### Directions for this task
Reproduce the entries exactly, but keep the pictures out of the copy.

─── Data for review ───

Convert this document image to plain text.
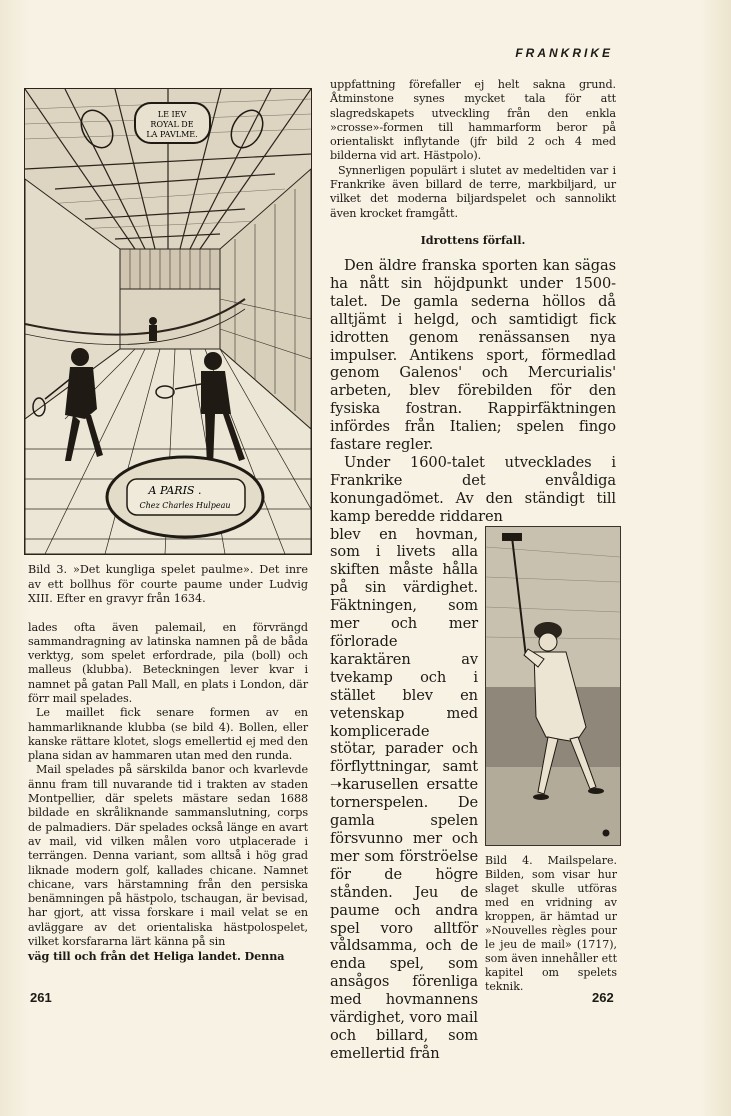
FRANKRIKE
LE IEV
ROYAL DE
LA PAVLME.
A PARIS .
Chez Charles Hulpeau
Bild 3. »Det kungliga spelet paulme». Det inre av ett bollhus för courte paume under Ludvig XIII. Efter en gravyr från 1634.

lades ofta även palemail, en förvrängd sammandragning av latinska namnen på de båda verktyg, som spelet erfordrade, pila (boll) och malleus (klubba). Beteckningen lever kvar i namnet på gatan Pall Mall, en plats i London, där förr mail spelades.

Le maillet fick senare formen av en hammarliknande klubba (se bild 4). Bollen, eller kanske rättare klotet, slogs emellertid ej med den plana sidan av hammaren utan med den runda.

Mail spelades på särskilda banor och kvarlevde ännu fram till nuvarande tid i trakten av staden Montpellier, där spelets mästare sedan 1688 bildade en skråliknande sammanslutning, corps de palmadiers. Där spelades också länge en avart av mail, vid vilken målen voro utplacerade i terrängen. Denna variant, som alltså i hög grad liknade modern golf, kallades chicane. Namnet chicane, vars härstamning från den persiska benämningen på hästpolo, tschaugan, är bevisad, har gjort, att vissa forskare i mail velat se en avläggare av det orientaliska hästpolospelet, vilket korsfararna lärt känna på sin

väg till och från det Heliga landet. Denna

uppfattning förefaller ej helt sakna grund. Åtminstone synes mycket tala för att slagredskapets utveckling från den enkla »crosse»-formen till hammarform beror på orientaliskt inflytande (jfr bild 2 och 4 med bilderna vid art. Hästpolo).

Synnerligen populärt i slutet av medeltiden var i Frankrike även billard de terre, markbiljard, ur vilket det moderna biljardspelet och sannolikt även krocket framgått.

Idrottens förfall.

Den äldre franska sporten kan sägas ha nått sin höjdpunkt under 1500-talet. De gamla sederna höllos då alltjämt i helgd, och samtidigt fick idrotten genom renässansen nya impulser. Antikens sport, förmedlad genom Galenos' och Mercurialis' arbeten, blev förebilden för den fysiska fostran. Rappirfäktningen infördes från Italien; spelen fingo fastare regler.

Under 1600-talet utvecklades i Frankrike det envåldiga konungadömet. Av den ständigt till kamp beredde riddaren

blev en hovman, som i livets alla skiften måste hålla på sin värdighet. Fäktningen, som mer och mer förlorade karaktären av tvekamp och i stället blev en vetenskap med komplicerade stötar, parader och förflyttningar, samt ➝karusellen ersatte tornerspelen. De gamla spelen försvunno mer och mer som förströelse för de högre stånden. Jeu de paume och andra spel voro alltför våldsamma, och de enda spel, som ansågos förenliga med hovmannens värdighet, voro mail och billard, som emellertid från

Bild 4. Mailspelare. Bilden, som visar hur slaget skulle utföras med en vridning av kroppen, är hämtad ur »Nouvelles règles pour le jeu de mail» (1717), som även innehåller ett kapitel om spelets teknik.
261	262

───

### Answer space
Convert this document image to plain text.
FRANKRIKE
LE IEV
ROYAL DE
LA PAVLME.
A PARIS .
Chez Charles Hulpeau
Bild 3. »Det kungliga spelet paulme». Det inre av ett bollhus för courte paume under Ludvig XIII. Efter en gravyr från 1634.

lades ofta även palemail, en förvrängd sammandragning av latinska namnen på de båda verktyg, som spelet erfordrade, pila (boll) och malleus (klubba). Beteckningen lever kvar i namnet på gatan Pall Mall, en plats i London, där förr mail spelades.

Le maillet fick senare formen av en hammarliknande klubba (se bild 4). Bollen, eller kanske rättare klotet, slogs emellertid ej med den plana sidan av hammaren utan med den runda.

Mail spelades på särskilda banor och kvarlevde ännu fram till nuvarande tid i trakten av staden Montpellier, där spelets mästare sedan 1688 bildade en skråliknande sammanslutning, corps de palmadiers. Där spelades också länge en avart av mail, vid vilken målen voro utplacerade i terrängen. Denna variant, som alltså i hög grad liknade modern golf, kallades chicane. Namnet chicane, vars härstamning från den persiska benämningen på hästpolo, tschaugan, är bevisad, har gjort, att vissa forskare i mail velat se en avläggare av det orientaliska hästpolospelet, vilket korsfararna lärt känna på sin

väg till och från det Heliga landet. Denna

uppfattning förefaller ej helt sakna grund. Åtminstone synes mycket tala för att slagredskapets utveckling från den enkla »crosse»-formen till hammarform beror på orientaliskt inflytande (jfr bild 2 och 4 med bilderna vid art. Hästpolo).

Synnerligen populärt i slutet av medeltiden var i Frankrike även billard de terre, markbiljard, ur vilket det moderna biljardspelet och sannolikt även krocket framgått.

Idrottens förfall.

Den äldre franska sporten kan sägas ha nått sin höjdpunkt under 1500-talet. De gamla sederna höllos då alltjämt i helgd, och samtidigt fick idrotten genom renässansen nya impulser. Antikens sport, förmedlad genom Galenos' och Mercurialis' arbeten, blev förebilden för den fysiska fostran. Rappirfäktningen infördes från Italien; spelen fingo fastare regler.

Under 1600-talet utvecklades i Frankrike det envåldiga konungadömet. Av den ständigt till kamp beredde riddaren

blev en hovman, som i livets alla skiften måste hålla på sin värdighet. Fäktningen, som mer och mer förlorade karaktären av tvekamp och i stället blev en vetenskap med komplicerade stötar, parader och förflyttningar, samt ➝karusellen ersatte tornerspelen. De gamla spelen försvunno mer och mer som förströelse för de högre stånden. Jeu de paume och andra spel voro alltför våldsamma, och de enda spel, som ansågos förenliga med hovmannens värdighet, voro mail och billard, som emellertid från

Bild 4. Mailspelare. Bilden, som visar hur slaget skulle utföras med en vridning av kroppen, är hämtad ur »Nouvelles règles pour le jeu de mail» (1717), som även innehåller ett kapitel om spelets teknik.
261	262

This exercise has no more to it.